- Passage shown:

= = = = = = =

Jason Hietbrink

Four Keys to Upleveling Your Decision-Making

Four Keys to Upleveling Your Decision-Making

Every entrepreneur wants to get better at decision-making. Over my career, I’ve sought council from dozens of high-level leaders, listened to hundreds of podcasts and read dozens of books seeking ways to improve in this area.

 

And while decision-making will never be something we perfect, it is always something we can improve.

 

Below are four keys I’ve found help me in becoming a better decision-maker in life & in business.

 

#1 – The Cost of Inaction is Greater than the Cost of Making a Mistake

Mistakes aren’t the enemy.

Mistakes reveal that you made a decision! If you’re not making mistakes, then you’re not making enough decisions. The ONLY way to improve at decision-making is…wait for it… by making decisions.

 

Of course, that doesn’t mean you should be reckless about your decisions.

 

Gather Data

Leadership without data is like driving with your eyes closed. However, the goal is not to gather as much info as possible, the goal is to get the most VALUABLE information as fast as possible (within 24-48hrs).

= = = = = = =

- Entries provided:
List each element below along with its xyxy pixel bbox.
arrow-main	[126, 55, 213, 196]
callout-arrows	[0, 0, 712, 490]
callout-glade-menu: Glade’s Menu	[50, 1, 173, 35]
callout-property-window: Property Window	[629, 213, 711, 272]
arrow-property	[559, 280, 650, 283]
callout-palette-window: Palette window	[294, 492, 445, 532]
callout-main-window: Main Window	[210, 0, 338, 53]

= = = = = = =

- Exercises:
(1) According to the decision-making post, what is the only way to improve at decision-making?
(2) Repeat the decision-making post from "Below are four" up to and including "aren’t the enemy.".
The rows have no connection to the decision-making post.

- Answer set:
(1) By making decisions.

(2)
Below are four keys I’ve found help me in becoming a better decision-maker in life & in business.

 

#1 – The Cost of Inaction is Greater than the Cost of Making a Mistake

Mistakes aren’t the enemy.